Task to carry out
With the images removed, repeat the data below exactly.

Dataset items

───

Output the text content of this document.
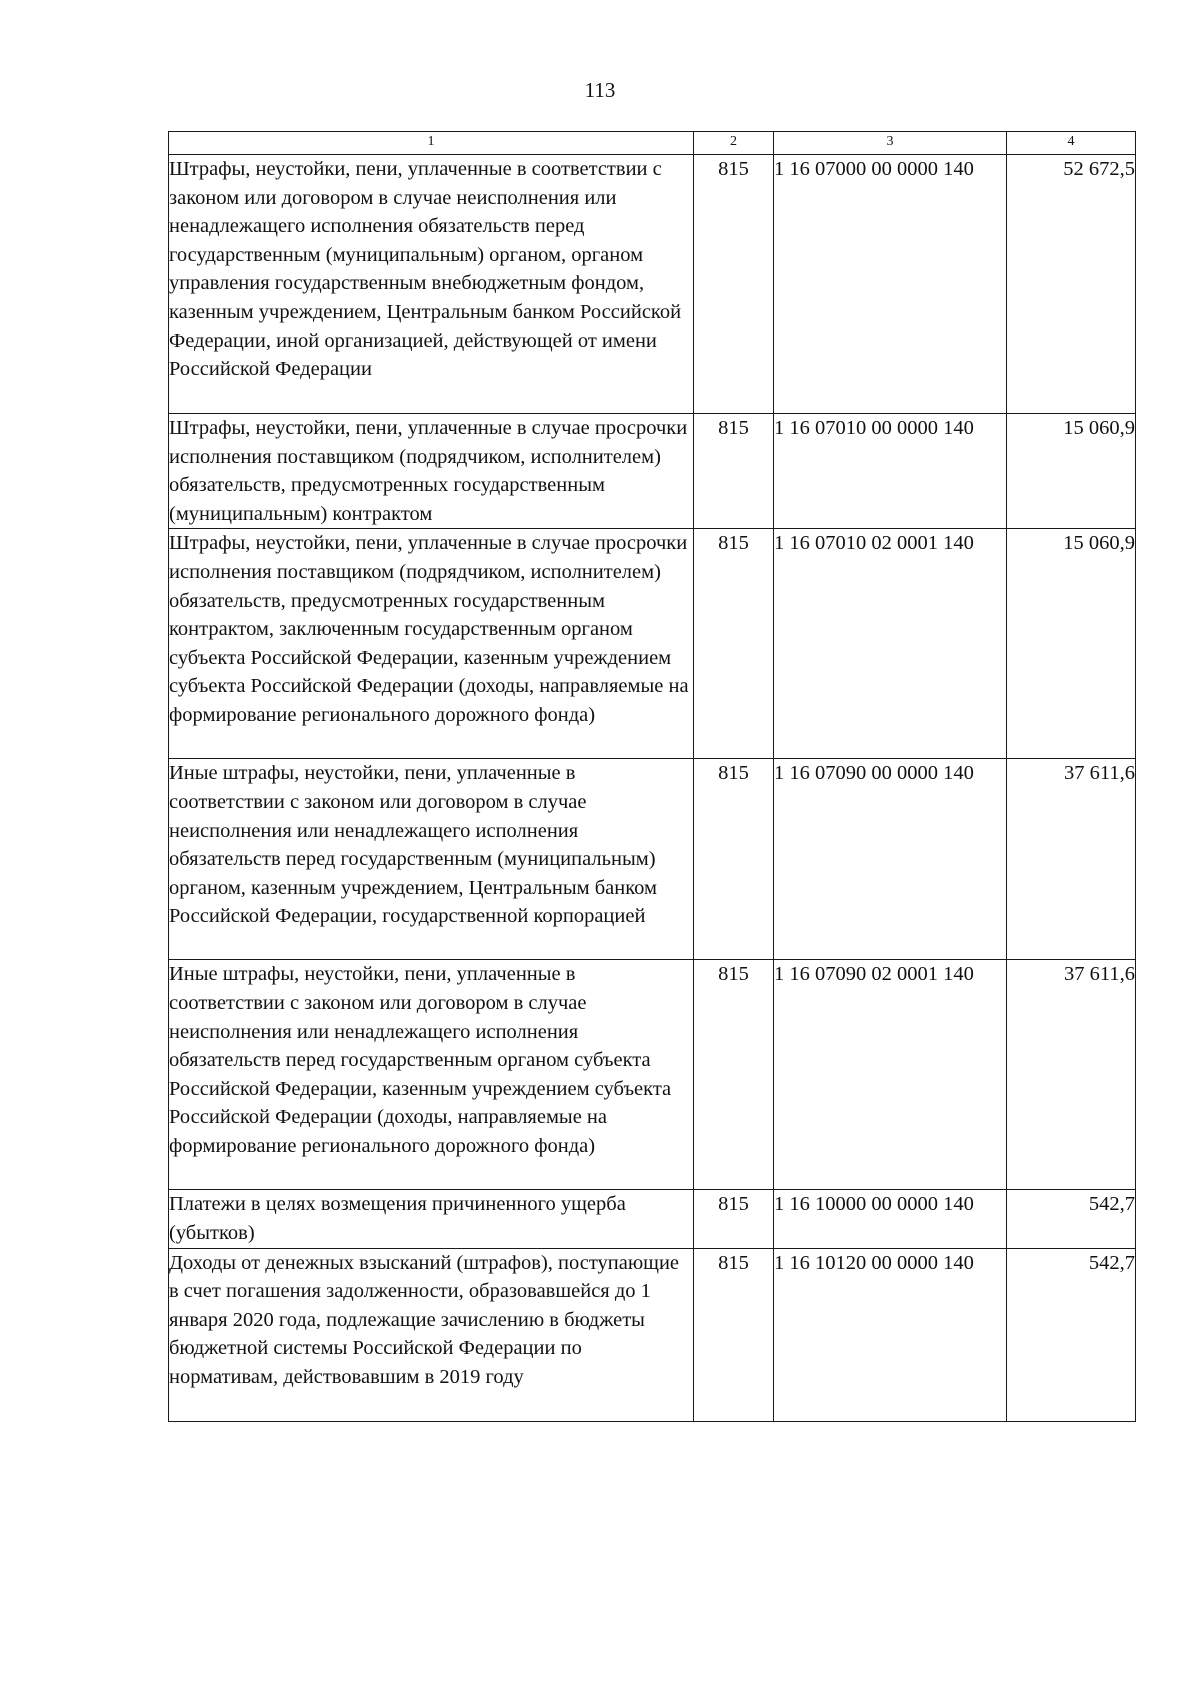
113
1	2	3	4

Штрафы, неустойки, пени, уплаченные в соответствии с законом или договором в случае неисполнения или ненадлежащего исполнения обязательств перед государственным (муниципальным) органом, органом управления государственным внебюджетным фондом, казенным учреждением, Центральным банком Российской Федерации, иной организацией, действующей от имени Российской Федерации	815	1 16 07000 00 0000 140	52 672,5

Штрафы, неустойки, пени, уплаченные в случае просрочки исполнения поставщиком (подрядчиком, исполнителем) обязательств, предусмотренных государственным (муниципальным) контрактом	815	1 16 07010 00 0000 140	15 060,9

Штрафы, неустойки, пени, уплаченные в случае просрочки исполнения поставщиком (подрядчиком, исполнителем) обязательств, предусмотренных государственным контрактом, заключенным государственным органом субъекта Российской Федерации, казенным учреждением субъекта Российской Федерации (доходы, направляемые на формирование регионального дорожного фонда)	815	1 16 07010 02 0001 140	15 060,9

Иные штрафы, неустойки, пени, уплаченные в соответствии с законом или договором в случае неисполнения или ненадлежащего исполнения обязательств перед государственным (муниципальным) органом, казенным учреждением, Центральным банком Российской Федерации, государственной корпорацией	815	1 16 07090 00 0000 140	37 611,6

Иные штрафы, неустойки, пени, уплаченные в соответствии с законом или договором в случае неисполнения или ненадлежащего исполнения обязательств перед государственным органом субъекта Российской Федерации, казенным учреждением субъекта Российской Федерации (доходы, направляемые на формирование регионального дорожного фонда)	815	1 16 07090 02 0001 140	37 611,6

Платежи в целях возмещения причиненного ущерба (убытков)	815	1 16 10000 00 0000 140	542,7

Доходы от денежных взысканий (штрафов), поступающие в счет погашения задолженности, образовавшейся до 1 января 2020 года, подлежащие зачислению в бюджеты бюджетной системы Российской Федерации по нормативам, действовавшим в 2019 году	815	1 16 10120 00 0000 140	542,7
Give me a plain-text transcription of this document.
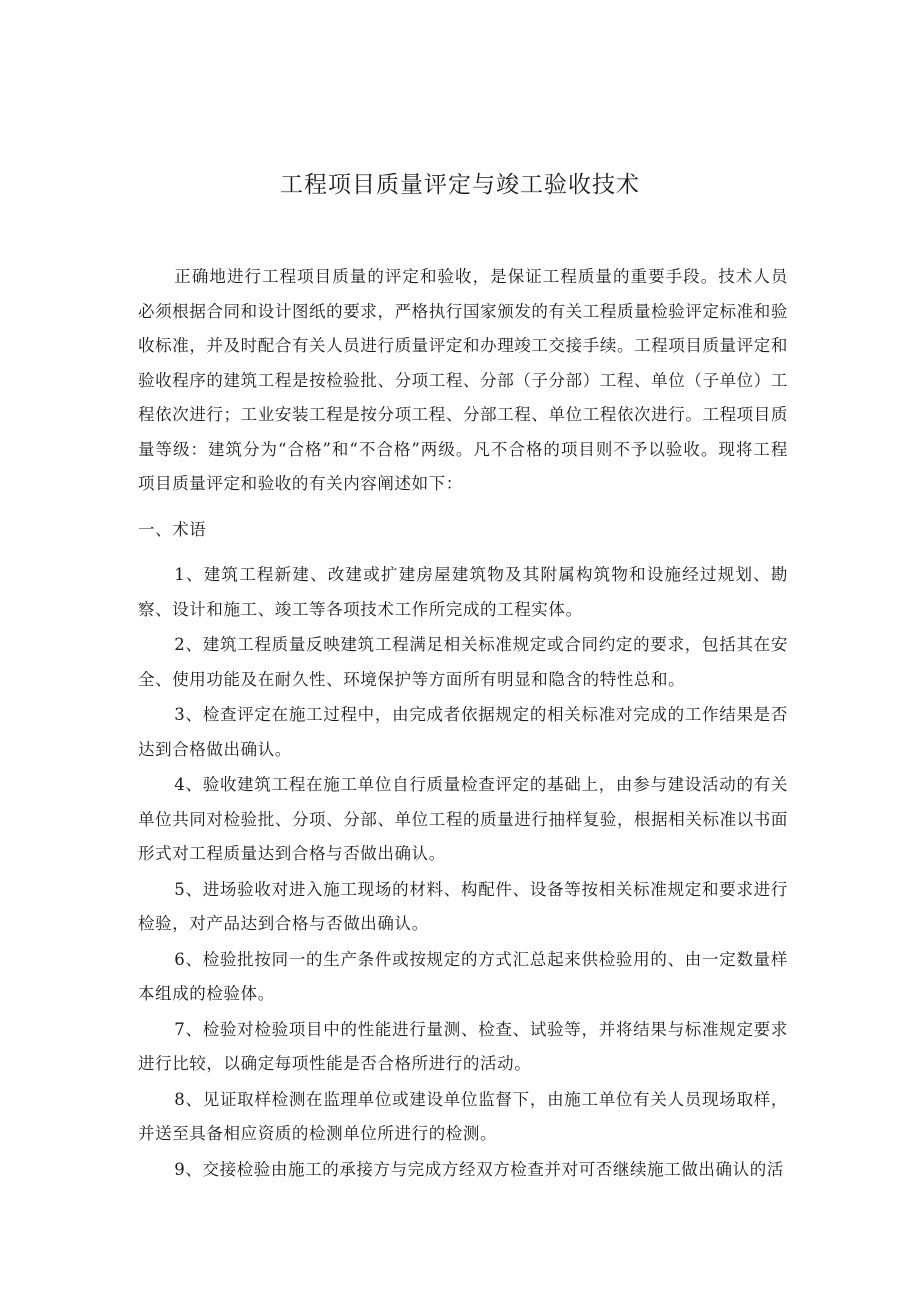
工程项目质量评定与竣工验收技术

正确地进行工程项目质量的评定和验收，是保证工程质量的重要手段。技术人员必须根据合同和设计图纸的要求，严格执行国家颁发的有关工程质量检验评定标准和验收标准，并及时配合有关人员进行质量评定和办理竣工交接手续。工程项目质量评定和验收程序的建筑工程是按检验批、分项工程、分部（子分部）工程、单位（子单位）工程依次进行；工业安装工程是按分项工程、分部工程、单位工程依次进行。工程项目质量等级：建筑分为“合格”和“不合格”两级。凡不合格的项目则不予以验收。现将工程项目质量评定和验收的有关内容阐述如下：

一、术语

1、建筑工程新建、改建或扩建房屋建筑物及其附属构筑物和设施经过规划、勘察、设计和施工、竣工等各项技术工作所完成的工程实体。

2、建筑工程质量反映建筑工程满足相关标准规定或合同约定的要求，包括其在安全、使用功能及在耐久性、环境保护等方面所有明显和隐含的特性总和。

3、检查评定在施工过程中，由完成者依据规定的相关标准对完成的工作结果是否达到合格做出确认。

4、验收建筑工程在施工单位自行质量检查评定的基础上，由参与建设活动的有关单位共同对检验批、分项、分部、单位工程的质量进行抽样复验，根据相关标准以书面形式对工程质量达到合格与否做出确认。

5、进场验收对进入施工现场的材料、构配件、设备等按相关标准规定和要求进行检验，对产品达到合格与否做出确认。

6、检验批按同一的生产条件或按规定的方式汇总起来供检验用的、由一定数量样本组成的检验体。

7、检验对检验项目中的性能进行量测、检查、试验等，并将结果与标准规定要求进行比较，以确定每项性能是否合格所进行的活动。

8、见证取样检测在监理单位或建设单位监督下，由施工单位有关人员现场取样，并送至具备相应资质的检测单位所进行的检测。

9、交接检验由施工的承接方与完成方经双方检查并对可否继续施工做出确认的活
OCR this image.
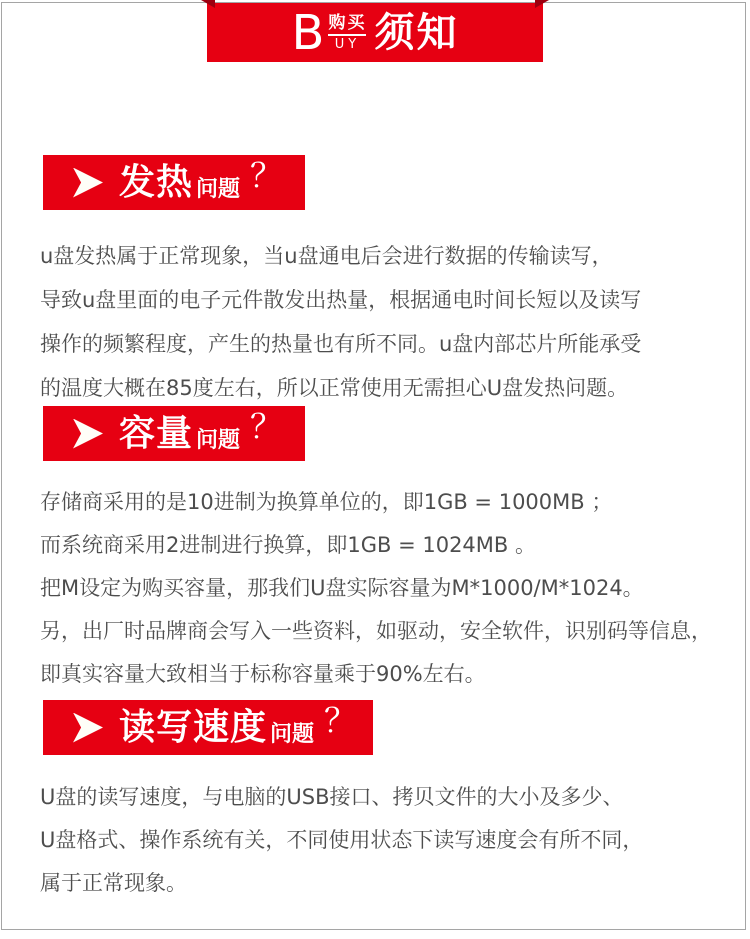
B 购买
UY 须知
发热 问题 ？
u盘发热属于正常现象，当u盘通电后会进行数据的传输读写，
导致u盘里面的电子元件散发出热量，根据通电时间长短以及读写
操作的频繁程度，产生的热量也有所不同。u盘内部芯片所能承受
的温度大概在85度左右，所以正常使用无需担心U盘发热问题。
容量 问题 ？
存储商采用的是10进制为换算单位的，即1GB = 1000MB ；
而系统商采用2进制进行换算，即1GB = 1024MB 。
把M设定为购买容量，那我们U盘实际容量为M*1000/M*1024。
另，出厂时品牌商会写入一些资料，如驱动，安全软件，识别码等信息，
即真实容量大致相当于标称容量乘于90%左右。
读写速度 问题 ？
U盘的读写速度，与电脑的USB接口、拷贝文件的大小及多少、
U盘格式、操作系统有关，不同使用状态下读写速度会有所不同，
属于正常现象。
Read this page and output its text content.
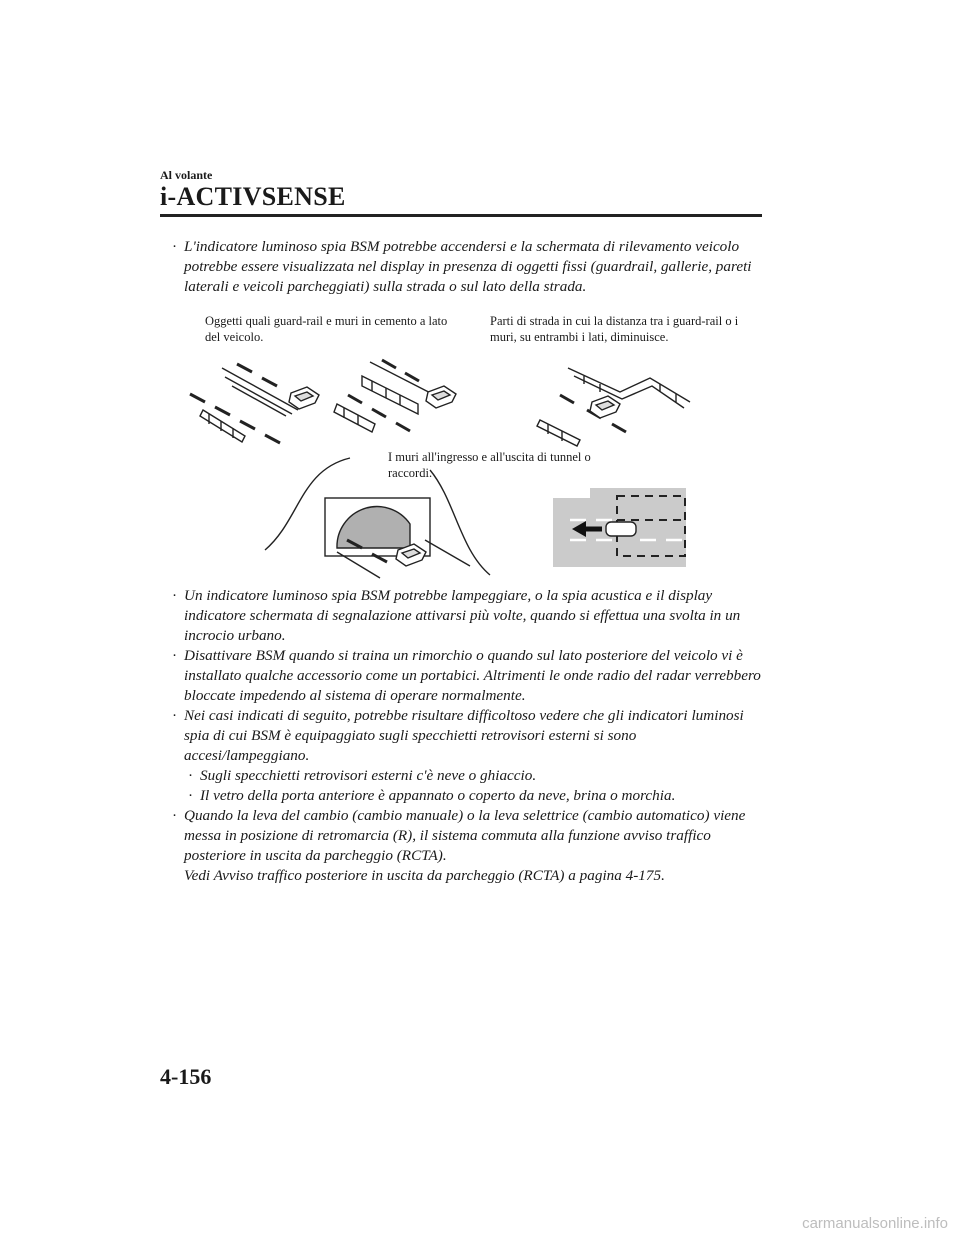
Al volante
i-ACTIVSENSE

· L'indicatore luminoso spia BSM potrebbe accendersi e la schermata di rilevamento veicolo potrebbe essere visualizzata nel display in presenza di oggetti fissi (guardrail, gallerie, pareti laterali e veicoli parcheggiati) sulla strada o sul lato della strada.

Oggetti quali guard-rail e muri in cemento a lato del veicolo.

Parti di strada in cui la distanza tra i guard-rail o i muri, su entrambi i lati, diminuisce.

I muri all'ingresso e all'uscita di tunnel o raccordi.

· Un indicatore luminoso spia BSM potrebbe lampeggiare, o la spia acustica e il display indicatore schermata di segnalazione attivarsi più volte, quando si effettua una svolta in un incrocio urbano.

· Disattivare BSM quando si traina un rimorchio o quando sul lato posteriore del veicolo vi è installato qualche accessorio come un portabici. Altrimenti le onde radio del radar verrebbero bloccate impedendo al sistema di operare normalmente.

· Nei casi indicati di seguito, potrebbe risultare difficoltoso vedere che gli indicatori luminosi spia di cui BSM è equipaggiato sugli specchietti retrovisori esterni si sono accesi/lampeggiano.

· Sugli specchietti retrovisori esterni c'è neve o ghiaccio.

· Il vetro della porta anteriore è appannato o coperto da neve, brina o morchia.

· Quando la leva del cambio (cambio manuale) o la leva selettrice (cambio automatico) viene messa in posizione di retromarcia (R), il sistema commuta alla funzione avviso traffico posteriore in uscita da parcheggio (RCTA).

Vedi Avviso traffico posteriore in uscita da parcheggio (RCTA) a pagina 4-175.

4-156
carmanualsonline.info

───

Exercise output
Output the text content of this document.
113
1	2	3	4

Штрафы, неустойки, пени, уплаченные в соответствии с законом или договором в случае неисполнения или ненадлежащего исполнения обязательств перед государственным (муниципальным) органом, органом управления государственным внебюджетным фондом, казенным учреждением, Центральным банком Российской Федерации, иной организацией, действующей от имени Российской Федерации	815	1 16 07000 00 0000 140	52 672,5

Штрафы, неустойки, пени, уплаченные в случае просрочки исполнения поставщиком (подрядчиком, исполнителем) обязательств, предусмотренных государственным (муниципальным) контрактом	815	1 16 07010 00 0000 140	15 060,9

Штрафы, неустойки, пени, уплаченные в случае просрочки исполнения поставщиком (подрядчиком, исполнителем) обязательств, предусмотренных государственным контрактом, заключенным государственным органом субъекта Российской Федерации, казенным учреждением субъекта Российской Федерации (доходы, направляемые на формирование регионального дорожного фонда)	815	1 16 07010 02 0001 140	15 060,9

Иные штрафы, неустойки, пени, уплаченные в соответствии с законом или договором в случае неисполнения или ненадлежащего исполнения обязательств перед государственным (муниципальным) органом, казенным учреждением, Центральным банком Российской Федерации, государственной корпорацией	815	1 16 07090 00 0000 140	37 611,6

Иные штрафы, неустойки, пени, уплаченные в соответствии с законом или договором в случае неисполнения или ненадлежащего исполнения обязательств перед государственным органом субъекта Российской Федерации, казенным учреждением субъекта Российской Федерации (доходы, направляемые на формирование регионального дорожного фонда)	815	1 16 07090 02 0001 140	37 611,6

Платежи в целях возмещения причиненного ущерба (убытков)	815	1 16 10000 00 0000 140	542,7

Доходы от денежных взысканий (штрафов), поступающие в счет погашения задолженности, образовавшейся до 1 января 2020 года, подлежащие зачислению в бюджеты бюджетной системы Российской Федерации по нормативам, действовавшим в 2019 году	815	1 16 10120 00 0000 140	542,7
Give me a plain-text transcription of this document.
工程项目质量评定与竣工验收技术

正确地进行工程项目质量的评定和验收，是保证工程质量的重要手段。技术人员必须根据合同和设计图纸的要求，严格执行国家颁发的有关工程质量检验评定标准和验收标准，并及时配合有关人员进行质量评定和办理竣工交接手续。工程项目质量评定和验收程序的建筑工程是按检验批、分项工程、分部（子分部）工程、单位（子单位）工程依次进行；工业安装工程是按分项工程、分部工程、单位工程依次进行。工程项目质量等级：建筑分为“合格”和“不合格”两级。凡不合格的项目则不予以验收。现将工程项目质量评定和验收的有关内容阐述如下：

一、术语

1、建筑工程新建、改建或扩建房屋建筑物及其附属构筑物和设施经过规划、勘察、设计和施工、竣工等各项技术工作所完成的工程实体。

2、建筑工程质量反映建筑工程满足相关标准规定或合同约定的要求，包括其在安全、使用功能及在耐久性、环境保护等方面所有明显和隐含的特性总和。

3、检查评定在施工过程中，由完成者依据规定的相关标准对完成的工作结果是否达到合格做出确认。

4、验收建筑工程在施工单位自行质量检查评定的基础上，由参与建设活动的有关单位共同对检验批、分项、分部、单位工程的质量进行抽样复验，根据相关标准以书面形式对工程质量达到合格与否做出确认。

5、进场验收对进入施工现场的材料、构配件、设备等按相关标准规定和要求进行检验，对产品达到合格与否做出确认。

6、检验批按同一的生产条件或按规定的方式汇总起来供检验用的、由一定数量样本组成的检验体。

7、检验对检验项目中的性能进行量测、检查、试验等，并将结果与标准规定要求进行比较，以确定每项性能是否合格所进行的活动。

8、见证取样检测在监理单位或建设单位监督下，由施工单位有关人员现场取样，并送至具备相应资质的检测单位所进行的检测。

9、交接检验由施工的承接方与完成方经双方检查并对可否继续施工做出确认的活
OCR this image.
B 购买
UY 须知
发热 问题 ？
u盘发热属于正常现象，当u盘通电后会进行数据的传输读写，
导致u盘里面的电子元件散发出热量，根据通电时间长短以及读写
操作的频繁程度，产生的热量也有所不同。u盘内部芯片所能承受
的温度大概在85度左右，所以正常使用无需担心U盘发热问题。
容量 问题 ？
存储商采用的是10进制为换算单位的，即1GB = 1000MB ；
而系统商采用2进制进行换算，即1GB = 1024MB 。
把M设定为购买容量，那我们U盘实际容量为M*1000/M*1024。
另，出厂时品牌商会写入一些资料，如驱动，安全软件，识别码等信息，
即真实容量大致相当于标称容量乘于90%左右。
读写速度 问题 ？
U盘的读写速度，与电脑的USB接口、拷贝文件的大小及多少、
U盘格式、操作系统有关，不同使用状态下读写速度会有所不同，
属于正常现象。
Read this page and output its text content.
Al volante
i-ACTIVSENSE

· L'indicatore luminoso spia BSM potrebbe accendersi e la schermata di rilevamento veicolo potrebbe essere visualizzata nel display in presenza di oggetti fissi (guardrail, gallerie, pareti laterali e veicoli parcheggiati) sulla strada o sul lato della strada.

Oggetti quali guard-rail e muri in cemento a lato del veicolo.

Parti di strada in cui la distanza tra i guard-rail o i muri, su entrambi i lati, diminuisce.

I muri all'ingresso e all'uscita di tunnel o raccordi.

· Un indicatore luminoso spia BSM potrebbe lampeggiare, o la spia acustica e il display indicatore schermata di segnalazione attivarsi più volte, quando si effettua una svolta in un incrocio urbano.

· Disattivare BSM quando si traina un rimorchio o quando sul lato posteriore del veicolo vi è installato qualche accessorio come un portabici. Altrimenti le onde radio del radar verrebbero bloccate impedendo al sistema di operare normalmente.

· Nei casi indicati di seguito, potrebbe risultare difficoltoso vedere che gli indicatori luminosi spia di cui BSM è equipaggiato sugli specchietti retrovisori esterni si sono accesi/lampeggiano.

· Sugli specchietti retrovisori esterni c'è neve o ghiaccio.

· Il vetro della porta anteriore è appannato o coperto da neve, brina o morchia.

· Quando la leva del cambio (cambio manuale) o la leva selettrice (cambio automatico) viene messa in posizione di retromarcia (R), il sistema commuta alla funzione avviso traffico posteriore in uscita da parcheggio (RCTA).

Vedi Avviso traffico posteriore in uscita da parcheggio (RCTA) a pagina 4-175.

4-156
carmanualsonline.info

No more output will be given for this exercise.